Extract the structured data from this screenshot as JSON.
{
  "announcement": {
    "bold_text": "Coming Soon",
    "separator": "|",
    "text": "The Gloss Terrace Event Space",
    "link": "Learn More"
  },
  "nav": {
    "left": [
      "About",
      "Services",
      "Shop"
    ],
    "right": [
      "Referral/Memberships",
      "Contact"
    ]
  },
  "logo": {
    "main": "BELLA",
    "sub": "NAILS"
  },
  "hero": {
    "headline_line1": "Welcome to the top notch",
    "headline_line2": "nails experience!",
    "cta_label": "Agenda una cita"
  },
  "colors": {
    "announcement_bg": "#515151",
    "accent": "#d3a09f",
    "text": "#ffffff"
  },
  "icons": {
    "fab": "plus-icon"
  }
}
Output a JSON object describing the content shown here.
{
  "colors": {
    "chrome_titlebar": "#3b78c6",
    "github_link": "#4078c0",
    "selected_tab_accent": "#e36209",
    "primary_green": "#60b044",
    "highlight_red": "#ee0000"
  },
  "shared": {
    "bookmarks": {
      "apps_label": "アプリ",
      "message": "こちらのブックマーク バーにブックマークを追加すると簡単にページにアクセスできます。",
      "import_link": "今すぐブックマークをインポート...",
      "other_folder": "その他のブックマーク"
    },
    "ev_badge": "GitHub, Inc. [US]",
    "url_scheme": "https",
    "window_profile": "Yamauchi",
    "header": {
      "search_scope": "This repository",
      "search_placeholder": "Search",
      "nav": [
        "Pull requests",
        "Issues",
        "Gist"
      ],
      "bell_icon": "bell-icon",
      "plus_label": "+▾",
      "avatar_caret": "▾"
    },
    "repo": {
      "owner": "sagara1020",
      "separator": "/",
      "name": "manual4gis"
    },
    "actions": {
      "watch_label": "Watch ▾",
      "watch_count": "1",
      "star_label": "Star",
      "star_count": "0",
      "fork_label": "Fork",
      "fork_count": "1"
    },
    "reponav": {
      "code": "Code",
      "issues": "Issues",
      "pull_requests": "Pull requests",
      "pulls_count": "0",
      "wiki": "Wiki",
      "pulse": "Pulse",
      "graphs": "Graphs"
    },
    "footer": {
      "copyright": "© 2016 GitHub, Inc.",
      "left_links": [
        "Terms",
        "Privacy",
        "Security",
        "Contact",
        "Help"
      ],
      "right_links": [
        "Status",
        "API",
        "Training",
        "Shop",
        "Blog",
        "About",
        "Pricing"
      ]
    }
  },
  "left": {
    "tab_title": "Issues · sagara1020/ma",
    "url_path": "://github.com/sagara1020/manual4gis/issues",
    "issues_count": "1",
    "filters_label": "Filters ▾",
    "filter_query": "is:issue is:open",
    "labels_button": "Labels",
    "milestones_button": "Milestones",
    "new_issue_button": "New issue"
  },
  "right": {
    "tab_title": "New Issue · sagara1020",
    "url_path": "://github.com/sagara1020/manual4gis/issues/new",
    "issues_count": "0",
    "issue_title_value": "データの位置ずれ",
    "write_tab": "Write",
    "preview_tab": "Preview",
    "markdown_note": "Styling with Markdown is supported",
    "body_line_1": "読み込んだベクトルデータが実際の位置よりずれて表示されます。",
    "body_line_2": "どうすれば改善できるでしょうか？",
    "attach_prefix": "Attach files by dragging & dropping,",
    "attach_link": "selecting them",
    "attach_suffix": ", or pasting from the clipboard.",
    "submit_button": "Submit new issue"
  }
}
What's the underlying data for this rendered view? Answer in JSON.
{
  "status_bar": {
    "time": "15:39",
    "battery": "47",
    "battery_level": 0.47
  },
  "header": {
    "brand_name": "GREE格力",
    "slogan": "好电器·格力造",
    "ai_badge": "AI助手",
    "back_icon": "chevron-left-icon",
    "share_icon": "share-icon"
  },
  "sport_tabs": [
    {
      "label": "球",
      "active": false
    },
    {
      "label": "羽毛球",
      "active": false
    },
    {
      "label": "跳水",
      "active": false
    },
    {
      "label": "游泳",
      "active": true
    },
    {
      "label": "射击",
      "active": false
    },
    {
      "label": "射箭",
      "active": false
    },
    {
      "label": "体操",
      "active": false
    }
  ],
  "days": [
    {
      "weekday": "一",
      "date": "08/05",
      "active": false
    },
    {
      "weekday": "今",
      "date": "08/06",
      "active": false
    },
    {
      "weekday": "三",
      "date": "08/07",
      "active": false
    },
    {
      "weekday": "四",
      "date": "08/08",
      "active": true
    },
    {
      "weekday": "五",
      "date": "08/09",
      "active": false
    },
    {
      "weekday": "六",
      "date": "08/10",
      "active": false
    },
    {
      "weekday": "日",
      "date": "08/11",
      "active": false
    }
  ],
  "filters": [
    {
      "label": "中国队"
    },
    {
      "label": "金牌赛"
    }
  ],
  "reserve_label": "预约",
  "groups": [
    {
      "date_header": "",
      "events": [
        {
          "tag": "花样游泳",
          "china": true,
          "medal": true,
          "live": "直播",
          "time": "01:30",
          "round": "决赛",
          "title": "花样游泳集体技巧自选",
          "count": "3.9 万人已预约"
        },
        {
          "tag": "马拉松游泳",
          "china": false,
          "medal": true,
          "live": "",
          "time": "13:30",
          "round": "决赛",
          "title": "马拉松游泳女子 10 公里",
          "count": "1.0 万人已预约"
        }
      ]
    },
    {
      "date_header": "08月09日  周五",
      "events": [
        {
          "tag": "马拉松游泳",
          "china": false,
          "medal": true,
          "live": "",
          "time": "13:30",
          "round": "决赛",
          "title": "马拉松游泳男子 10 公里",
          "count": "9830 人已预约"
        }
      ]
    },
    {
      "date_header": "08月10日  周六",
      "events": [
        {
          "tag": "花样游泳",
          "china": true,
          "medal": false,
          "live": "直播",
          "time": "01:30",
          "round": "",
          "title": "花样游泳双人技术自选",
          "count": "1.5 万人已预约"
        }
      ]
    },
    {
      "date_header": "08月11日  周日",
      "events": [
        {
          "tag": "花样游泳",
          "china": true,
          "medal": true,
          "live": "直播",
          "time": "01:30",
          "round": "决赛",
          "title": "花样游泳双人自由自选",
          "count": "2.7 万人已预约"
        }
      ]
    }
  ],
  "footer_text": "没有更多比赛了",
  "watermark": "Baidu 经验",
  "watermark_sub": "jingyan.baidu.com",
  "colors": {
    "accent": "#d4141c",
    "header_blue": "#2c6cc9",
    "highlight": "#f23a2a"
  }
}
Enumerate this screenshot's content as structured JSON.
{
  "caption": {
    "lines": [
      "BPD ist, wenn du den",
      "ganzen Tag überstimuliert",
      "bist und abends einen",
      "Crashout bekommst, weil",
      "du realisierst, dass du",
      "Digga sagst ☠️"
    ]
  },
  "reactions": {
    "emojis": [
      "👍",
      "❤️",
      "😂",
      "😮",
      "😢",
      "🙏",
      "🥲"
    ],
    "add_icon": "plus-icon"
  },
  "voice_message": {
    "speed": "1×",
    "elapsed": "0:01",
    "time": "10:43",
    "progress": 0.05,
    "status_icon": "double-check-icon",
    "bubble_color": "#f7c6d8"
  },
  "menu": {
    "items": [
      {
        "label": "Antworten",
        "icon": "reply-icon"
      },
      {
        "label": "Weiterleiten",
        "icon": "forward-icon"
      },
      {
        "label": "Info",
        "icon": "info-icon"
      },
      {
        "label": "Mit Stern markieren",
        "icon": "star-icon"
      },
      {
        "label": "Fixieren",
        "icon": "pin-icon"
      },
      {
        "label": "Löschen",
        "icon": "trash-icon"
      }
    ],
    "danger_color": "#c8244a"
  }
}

**The request**
All of the records must be retyped exactly as they are.

**Solution to the exercise**
Extract the structured data from this screenshot as JSON.
{
  "announcement": {
    "bold_text": "Coming Soon",
    "separator": "|",
    "text": "The Gloss Terrace Event Space",
    "link": "Learn More"
  },
  "nav": {
    "left": [
      "About",
      "Services",
      "Shop"
    ],
    "right": [
      "Referral/Memberships",
      "Contact"
    ]
  },
  "logo": {
    "main": "BELLA",
    "sub": "NAILS"
  },
  "hero": {
    "headline_line1": "Welcome to the top notch",
    "headline_line2": "nails experience!",
    "cta_label": "Agenda una cita"
  },
  "colors": {
    "announcement_bg": "#515151",
    "accent": "#d3a09f",
    "text": "#ffffff"
  },
  "icons": {
    "fab": "plus-icon"
  }
}
Output a JSON object describing the content shown here.
{
  "colors": {
    "chrome_titlebar": "#3b78c6",
    "github_link": "#4078c0",
    "selected_tab_accent": "#e36209",
    "primary_green": "#60b044",
    "highlight_red": "#ee0000"
  },
  "shared": {
    "bookmarks": {
      "apps_label": "アプリ",
      "message": "こちらのブックマーク バーにブックマークを追加すると簡単にページにアクセスできます。",
      "import_link": "今すぐブックマークをインポート...",
      "other_folder": "その他のブックマーク"
    },
    "ev_badge": "GitHub, Inc. [US]",
    "url_scheme": "https",
    "window_profile": "Yamauchi",
    "header": {
      "search_scope": "This repository",
      "search_placeholder": "Search",
      "nav": [
        "Pull requests",
        "Issues",
        "Gist"
      ],
      "bell_icon": "bell-icon",
      "plus_label": "+▾",
      "avatar_caret": "▾"
    },
    "repo": {
      "owner": "sagara1020",
      "separator": "/",
      "name": "manual4gis"
    },
    "actions": {
      "watch_label": "Watch ▾",
      "watch_count": "1",
      "star_label": "Star",
      "star_count": "0",
      "fork_label": "Fork",
      "fork_count": "1"
    },
    "reponav": {
      "code": "Code",
      "issues": "Issues",
      "pull_requests": "Pull requests",
      "pulls_count": "0",
      "wiki": "Wiki",
      "pulse": "Pulse",
      "graphs": "Graphs"
    },
    "footer": {
      "copyright": "© 2016 GitHub, Inc.",
      "left_links": [
        "Terms",
        "Privacy",
        "Security",
        "Contact",
        "Help"
      ],
      "right_links": [
        "Status",
        "API",
        "Training",
        "Shop",
        "Blog",
        "About",
        "Pricing"
      ]
    }
  },
  "left": {
    "tab_title": "Issues · sagara1020/ma",
    "url_path": "://github.com/sagara1020/manual4gis/issues",
    "issues_count": "1",
    "filters_label": "Filters ▾",
    "filter_query": "is:issue is:open",
    "labels_button": "Labels",
    "milestones_button": "Milestones",
    "new_issue_button": "New issue"
  },
  "right": {
    "tab_title": "New Issue · sagara1020",
    "url_path": "://github.com/sagara1020/manual4gis/issues/new",
    "issues_count": "0",
    "issue_title_value": "データの位置ずれ",
    "write_tab": "Write",
    "preview_tab": "Preview",
    "markdown_note": "Styling with Markdown is supported",
    "body_line_1": "読み込んだベクトルデータが実際の位置よりずれて表示されます。",
    "body_line_2": "どうすれば改善できるでしょうか？",
    "attach_prefix": "Attach files by dragging & dropping,",
    "attach_link": "selecting them",
    "attach_suffix": ", or pasting from the clipboard.",
    "submit_button": "Submit new issue"
  }
}
What's the underlying data for this rendered view? Answer in JSON.
{
  "status_bar": {
    "time": "15:39",
    "battery": "47",
    "battery_level": 0.47
  },
  "header": {
    "brand_name": "GREE格力",
    "slogan": "好电器·格力造",
    "ai_badge": "AI助手",
    "back_icon": "chevron-left-icon",
    "share_icon": "share-icon"
  },
  "sport_tabs": [
    {
      "label": "球",
      "active": false
    },
    {
      "label": "羽毛球",
      "active": false
    },
    {
      "label": "跳水",
      "active": false
    },
    {
      "label": "游泳",
      "active": true
    },
    {
      "label": "射击",
      "active": false
    },
    {
      "label": "射箭",
      "active": false
    },
    {
      "label": "体操",
      "active": false
    }
  ],
  "days": [
    {
      "weekday": "一",
      "date": "08/05",
      "active": false
    },
    {
      "weekday": "今",
      "date": "08/06",
      "active": false
    },
    {
      "weekday": "三",
      "date": "08/07",
      "active": false
    },
    {
      "weekday": "四",
      "date": "08/08",
      "active": true
    },
    {
      "weekday": "五",
      "date": "08/09",
      "active": false
    },
    {
      "weekday": "六",
      "date": "08/10",
      "active": false
    },
    {
      "weekday": "日",
      "date": "08/11",
      "active": false
    }
  ],
  "filters": [
    {
      "label": "中国队"
    },
    {
      "label": "金牌赛"
    }
  ],
  "reserve_label": "预约",
  "groups": [
    {
      "date_header": "",
      "events": [
        {
          "tag": "花样游泳",
          "china": true,
          "medal": true,
          "live": "直播",
          "time": "01:30",
          "round": "决赛",
          "title": "花样游泳集体技巧自选",
          "count": "3.9 万人已预约"
        },
        {
          "tag": "马拉松游泳",
          "china": false,
          "medal": true,
          "live": "",
          "time": "13:30",
          "round": "决赛",
          "title": "马拉松游泳女子 10 公里",
          "count": "1.0 万人已预约"
        }
      ]
    },
    {
      "date_header": "08月09日  周五",
      "events": [
        {
          "tag": "马拉松游泳",
          "china": false,
          "medal": true,
          "live": "",
          "time": "13:30",
          "round": "决赛",
          "title": "马拉松游泳男子 10 公里",
          "count": "9830 人已预约"
        }
      ]
    },
    {
      "date_header": "08月10日  周六",
      "events": [
        {
          "tag": "花样游泳",
          "china": true,
          "medal": false,
          "live": "直播",
          "time": "01:30",
          "round": "",
          "title": "花样游泳双人技术自选",
          "count": "1.5 万人已预约"
        }
      ]
    },
    {
      "date_header": "08月11日  周日",
      "events": [
        {
          "tag": "花样游泳",
          "china": true,
          "medal": true,
          "live": "直播",
          "time": "01:30",
          "round": "决赛",
          "title": "花样游泳双人自由自选",
          "count": "2.7 万人已预约"
        }
      ]
    }
  ],
  "footer_text": "没有更多比赛了",
  "watermark": "Baidu 经验",
  "watermark_sub": "jingyan.baidu.com",
  "colors": {
    "accent": "#d4141c",
    "header_blue": "#2c6cc9",
    "highlight": "#f23a2a"
  }
}
Enumerate this screenshot's content as structured JSON.
{
  "caption": {
    "lines": [
      "BPD ist, wenn du den",
      "ganzen Tag überstimuliert",
      "bist und abends einen",
      "Crashout bekommst, weil",
      "du realisierst, dass du",
      "Digga sagst ☠️"
    ]
  },
  "reactions": {
    "emojis": [
      "👍",
      "❤️",
      "😂",
      "😮",
      "😢",
      "🙏",
      "🥲"
    ],
    "add_icon": "plus-icon"
  },
  "voice_message": {
    "speed": "1×",
    "elapsed": "0:01",
    "time": "10:43",
    "progress": 0.05,
    "status_icon": "double-check-icon",
    "bubble_color": "#f7c6d8"
  },
  "menu": {
    "items": [
      {
        "label": "Antworten",
        "icon": "reply-icon"
      },
      {
        "label": "Weiterleiten",
        "icon": "forward-icon"
      },
      {
        "label": "Info",
        "icon": "info-icon"
      },
      {
        "label": "Mit Stern markieren",
        "icon": "star-icon"
      },
      {
        "label": "Fixieren",
        "icon": "pin-icon"
      },
      {
        "label": "Löschen",
        "icon": "trash-icon"
      }
    ],
    "danger_color": "#c8244a"
  }
}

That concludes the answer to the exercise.